◆ Assignment ◆
Check each line of the entries below for the string "tyrosine"; copy every line where it appears.

◆ Data shown ◆
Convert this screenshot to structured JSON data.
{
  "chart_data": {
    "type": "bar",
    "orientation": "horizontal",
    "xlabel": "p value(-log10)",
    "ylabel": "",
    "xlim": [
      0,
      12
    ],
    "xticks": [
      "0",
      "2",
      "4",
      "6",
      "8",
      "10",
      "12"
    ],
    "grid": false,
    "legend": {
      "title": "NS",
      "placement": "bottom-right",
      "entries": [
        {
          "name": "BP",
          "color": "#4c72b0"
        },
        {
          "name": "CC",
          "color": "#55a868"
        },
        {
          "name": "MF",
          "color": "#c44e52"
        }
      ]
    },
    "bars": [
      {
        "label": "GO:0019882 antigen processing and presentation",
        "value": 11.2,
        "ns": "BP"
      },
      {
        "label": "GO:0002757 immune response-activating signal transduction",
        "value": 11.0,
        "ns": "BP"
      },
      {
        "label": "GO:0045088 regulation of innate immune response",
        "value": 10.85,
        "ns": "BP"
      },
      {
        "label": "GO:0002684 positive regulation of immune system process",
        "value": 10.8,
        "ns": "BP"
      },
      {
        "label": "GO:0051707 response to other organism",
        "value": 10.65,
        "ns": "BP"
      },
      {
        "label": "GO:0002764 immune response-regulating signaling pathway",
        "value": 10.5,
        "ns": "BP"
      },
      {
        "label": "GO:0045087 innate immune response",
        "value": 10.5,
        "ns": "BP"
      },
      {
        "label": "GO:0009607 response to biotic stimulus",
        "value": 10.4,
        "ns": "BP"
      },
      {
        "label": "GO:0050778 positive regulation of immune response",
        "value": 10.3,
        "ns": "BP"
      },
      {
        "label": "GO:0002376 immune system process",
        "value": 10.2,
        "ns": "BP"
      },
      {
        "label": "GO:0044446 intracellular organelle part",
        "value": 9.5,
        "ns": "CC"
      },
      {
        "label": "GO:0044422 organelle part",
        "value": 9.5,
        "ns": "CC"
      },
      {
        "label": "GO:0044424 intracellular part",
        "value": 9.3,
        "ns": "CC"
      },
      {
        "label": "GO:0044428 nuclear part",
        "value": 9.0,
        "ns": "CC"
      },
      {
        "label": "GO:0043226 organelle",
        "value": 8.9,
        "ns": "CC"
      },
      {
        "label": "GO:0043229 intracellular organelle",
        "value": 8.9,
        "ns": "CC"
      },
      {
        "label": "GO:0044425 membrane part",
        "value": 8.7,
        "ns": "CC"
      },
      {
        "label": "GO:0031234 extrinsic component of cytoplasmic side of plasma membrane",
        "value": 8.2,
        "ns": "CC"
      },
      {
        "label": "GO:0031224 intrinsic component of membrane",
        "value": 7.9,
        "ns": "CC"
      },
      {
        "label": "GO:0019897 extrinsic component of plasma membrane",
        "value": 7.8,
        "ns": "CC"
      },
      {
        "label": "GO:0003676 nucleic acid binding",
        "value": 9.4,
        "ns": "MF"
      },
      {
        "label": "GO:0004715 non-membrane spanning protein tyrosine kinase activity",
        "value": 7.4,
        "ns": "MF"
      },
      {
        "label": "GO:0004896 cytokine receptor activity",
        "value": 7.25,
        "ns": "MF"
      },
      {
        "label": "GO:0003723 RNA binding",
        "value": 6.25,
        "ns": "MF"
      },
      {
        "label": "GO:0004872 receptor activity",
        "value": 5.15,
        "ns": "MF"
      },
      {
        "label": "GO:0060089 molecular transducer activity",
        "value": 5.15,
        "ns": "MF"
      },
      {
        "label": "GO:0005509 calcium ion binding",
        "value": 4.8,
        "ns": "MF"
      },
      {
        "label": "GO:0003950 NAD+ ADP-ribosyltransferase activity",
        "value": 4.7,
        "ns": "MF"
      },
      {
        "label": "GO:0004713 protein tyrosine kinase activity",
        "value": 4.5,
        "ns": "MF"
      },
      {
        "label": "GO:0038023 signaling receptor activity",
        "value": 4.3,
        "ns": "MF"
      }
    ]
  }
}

◆ Solution for this problem ◆
        "label": "GO:0004715 non-membrane spanning protein tyrosine kinase activity",
        "label": "GO:0004713 protein tyrosine kinase activity",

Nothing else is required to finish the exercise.